AIM:
Omit the pictures, then write out every entry exactly as it reads.
• • • • • • •
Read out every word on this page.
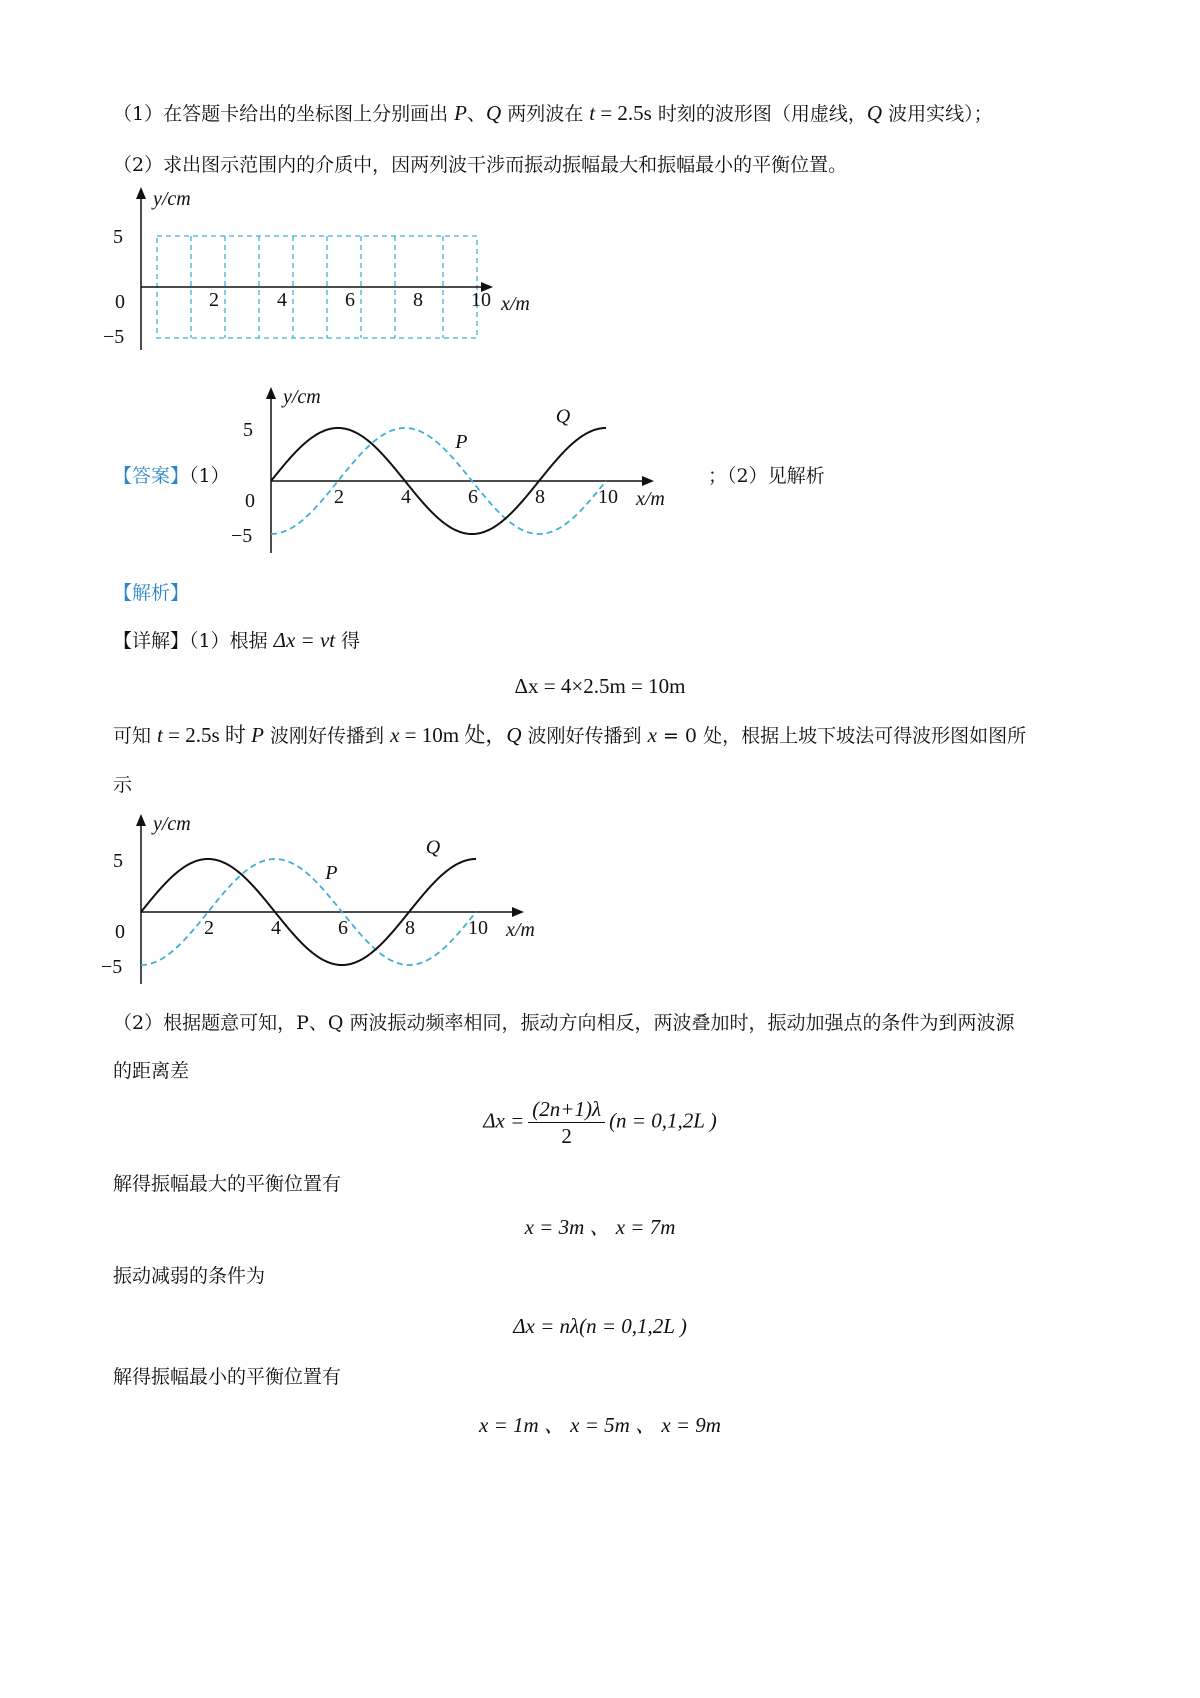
（1）在答题卡给出的坐标图上分别画出 P、Q 两列波在 t = 2.5s 时刻的波形图（用虚线，Q 波用实线）；
（2）求出图示范围内的介质中，因两列波干涉而振动振幅最大和振幅最小的平衡位置。
y/cm
5
0
−5
2	4	6	8 10 x/m
【答案】（1）	；（2）见解析
y/cm
5
0
−5
2	4	6	8	10 x/m
P
Q
【解析】
【详解】（1）根据 Δx = vt 得
Δx = 4×2.5m = 10m
可知 t = 2.5s 时 P 波刚好传播到 x = 10m 处，Q 波刚好传播到 x = 0 处，根据上坡下坡法可得波形图如图所
示
y/cm
5
0
−5
2	4	6	8	10 x/m
P
Q
（2）根据题意可知，P、Q 两波振动频率相同，振动方向相反，两波叠加时，振动加强点的条件为到两波源
的距离差
$\Delta x = \frac{(2n+1)\lambda}{2} (n = 0,1,2L$ )
解得振幅最大的平衡位置有
x = 3m 、 x = 7m
振动减弱的条件为
Δx = nλ(n = 0,1,2L )
解得振幅最小的平衡位置有
x = 1m 、 x = 5m 、 x = 9m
• • • • • • •
FINAL RESULT:
Read out every word on this page.
（1）在答题卡给出的坐标图上分别画出 P、Q 两列波在 t = 2.5s 时刻的波形图（用虚线，Q 波用实线）；
（2）求出图示范围内的介质中，因两列波干涉而振动振幅最大和振幅最小的平衡位置。
y/cm
5
0
−5
2	4	6	8 10 x/m
【答案】（1）	；（2）见解析
y/cm
5
0
−5
2	4	6	8	10 x/m
P
Q
【解析】
【详解】（1）根据 Δx = vt 得
Δx = 4×2.5m = 10m
可知 t = 2.5s 时 P 波刚好传播到 x = 10m 处，Q 波刚好传播到 x = 0 处，根据上坡下坡法可得波形图如图所
示
y/cm
5
0
−5
2	4	6	8	10 x/m
P
Q
（2）根据题意可知，P、Q 两波振动频率相同，振动方向相反，两波叠加时，振动加强点的条件为到两波源
的距离差
$\Delta x = \frac{(2n+1)\lambda}{2} (n = 0,1,2L$ )
解得振幅最大的平衡位置有
x = 3m 、 x = 7m
振动减弱的条件为
Δx = nλ(n = 0,1,2L )
解得振幅最小的平衡位置有
x = 1m 、 x = 5m 、 x = 9m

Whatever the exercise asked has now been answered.